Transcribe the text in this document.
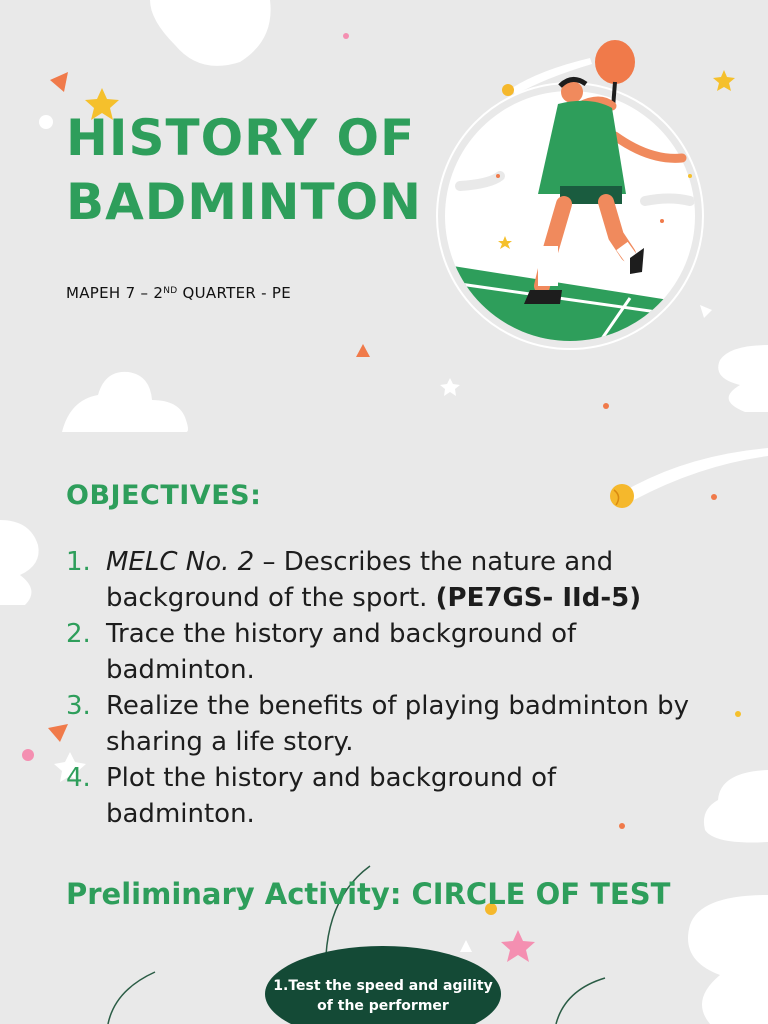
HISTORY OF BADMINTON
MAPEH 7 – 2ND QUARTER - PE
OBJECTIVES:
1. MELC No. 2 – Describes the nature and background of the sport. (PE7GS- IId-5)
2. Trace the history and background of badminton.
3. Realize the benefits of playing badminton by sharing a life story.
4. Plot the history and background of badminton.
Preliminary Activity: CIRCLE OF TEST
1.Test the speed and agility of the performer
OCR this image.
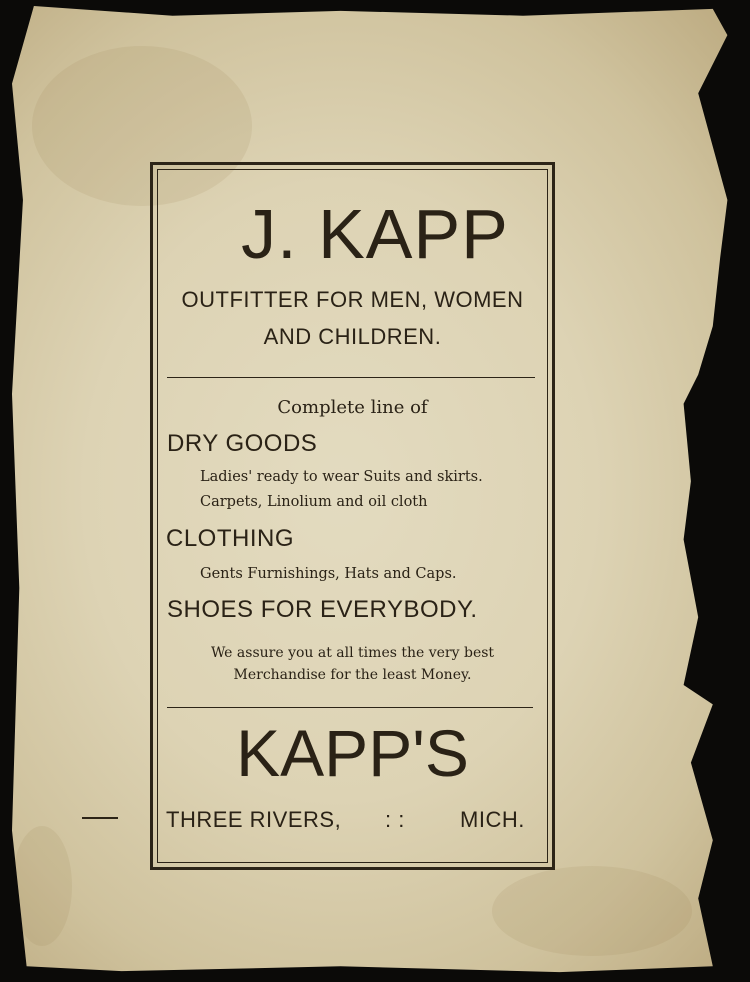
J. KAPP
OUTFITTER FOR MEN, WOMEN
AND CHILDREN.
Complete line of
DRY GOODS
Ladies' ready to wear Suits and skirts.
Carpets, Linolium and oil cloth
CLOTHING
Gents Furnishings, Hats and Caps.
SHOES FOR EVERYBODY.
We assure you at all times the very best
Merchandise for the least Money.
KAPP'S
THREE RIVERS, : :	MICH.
...
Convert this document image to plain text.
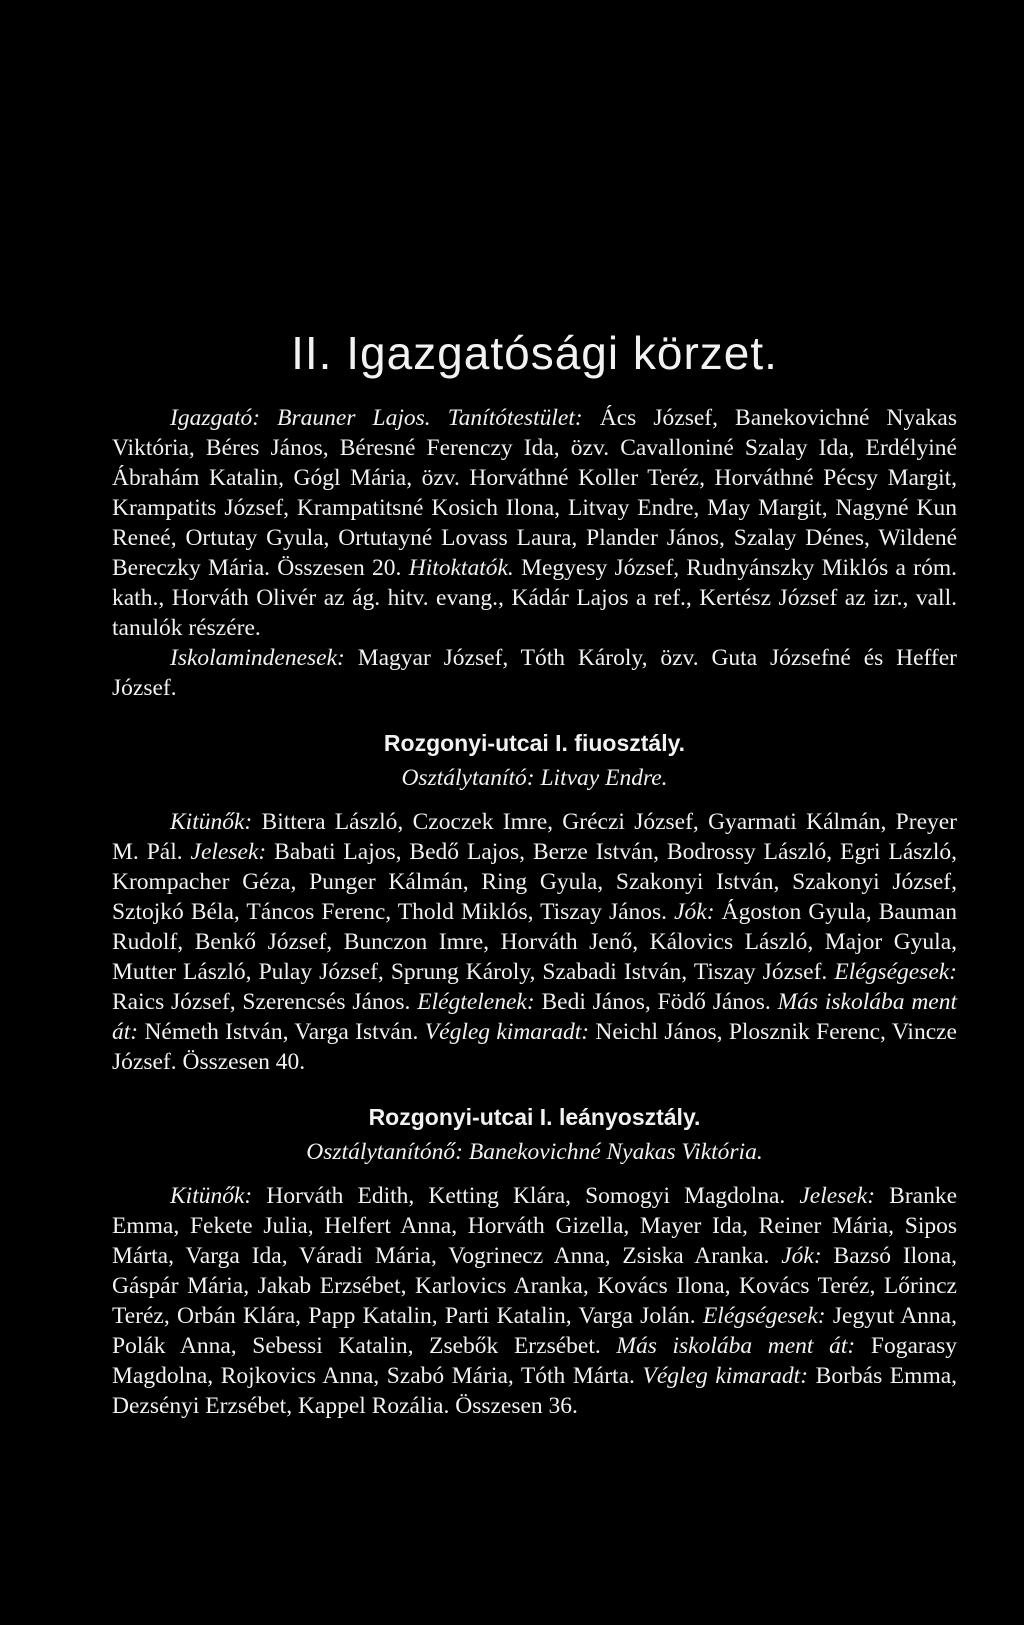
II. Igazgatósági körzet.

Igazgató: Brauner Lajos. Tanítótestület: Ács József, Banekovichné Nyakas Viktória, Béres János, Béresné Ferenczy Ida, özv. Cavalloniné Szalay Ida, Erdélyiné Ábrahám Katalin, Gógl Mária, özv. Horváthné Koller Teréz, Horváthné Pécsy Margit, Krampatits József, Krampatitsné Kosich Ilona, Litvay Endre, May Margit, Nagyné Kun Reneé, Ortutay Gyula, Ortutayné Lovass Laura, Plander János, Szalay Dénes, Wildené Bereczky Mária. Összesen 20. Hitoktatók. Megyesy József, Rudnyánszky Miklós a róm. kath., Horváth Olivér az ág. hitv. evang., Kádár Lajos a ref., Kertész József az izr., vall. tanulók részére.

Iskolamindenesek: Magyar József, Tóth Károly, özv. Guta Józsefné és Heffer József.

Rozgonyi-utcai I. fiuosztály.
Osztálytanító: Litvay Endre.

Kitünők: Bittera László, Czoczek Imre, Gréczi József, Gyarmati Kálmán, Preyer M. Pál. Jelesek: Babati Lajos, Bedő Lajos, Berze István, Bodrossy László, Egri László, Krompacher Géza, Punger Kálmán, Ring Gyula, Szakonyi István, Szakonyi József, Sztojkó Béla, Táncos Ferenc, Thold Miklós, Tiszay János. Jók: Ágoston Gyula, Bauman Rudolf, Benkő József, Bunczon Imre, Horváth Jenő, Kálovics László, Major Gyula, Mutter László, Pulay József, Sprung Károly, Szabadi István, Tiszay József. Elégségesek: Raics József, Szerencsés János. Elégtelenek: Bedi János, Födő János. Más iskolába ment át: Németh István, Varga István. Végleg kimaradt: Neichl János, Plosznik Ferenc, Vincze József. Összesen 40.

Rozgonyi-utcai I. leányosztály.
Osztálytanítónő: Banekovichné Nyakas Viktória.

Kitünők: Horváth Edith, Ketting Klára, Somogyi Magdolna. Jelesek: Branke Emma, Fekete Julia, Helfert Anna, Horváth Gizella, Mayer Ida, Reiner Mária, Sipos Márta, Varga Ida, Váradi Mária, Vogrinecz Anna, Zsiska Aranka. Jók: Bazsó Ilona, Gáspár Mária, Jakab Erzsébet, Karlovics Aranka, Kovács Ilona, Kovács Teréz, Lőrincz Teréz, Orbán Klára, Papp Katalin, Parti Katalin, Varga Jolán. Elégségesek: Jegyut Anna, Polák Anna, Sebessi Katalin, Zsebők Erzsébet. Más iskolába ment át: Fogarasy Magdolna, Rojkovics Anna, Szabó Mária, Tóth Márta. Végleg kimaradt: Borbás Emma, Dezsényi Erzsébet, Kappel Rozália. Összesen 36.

_INSTRUCTIONS TO FOLLOW_: Go through the listing above and locate each line that holds the word "Nyakas". Copy those lines.

_THE SOLUTION_:
Igazgató: Brauner Lajos. Tanítótestület: Ács József, Banekovichné Nyakas Viktória, Béres János, Béresné Ferenczy Ida, özv. Cavalloniné Szalay Ida, Erdélyiné Ábrahám Katalin, Gógl Mária, özv. Horváthné Koller Teréz, Horváthné Pécsy Margit, Krampatits József, Krampatitsné Kosich Ilona, Litvay Endre, May Margit, Nagyné Kun Reneé, Ortutay Gyula, Ortutayné Lovass Laura, Plander János, Szalay Dénes, Wildené Bereczky Mária. Összesen 20. Hitoktatók. Megyesy József, Rudnyánszky Miklós a róm. kath., Horváth Olivér az ág. hitv. evang., Kádár Lajos a ref., Kertész József az izr., vall. tanulók részére.
Osztálytanítónő: Banekovichné Nyakas Viktória.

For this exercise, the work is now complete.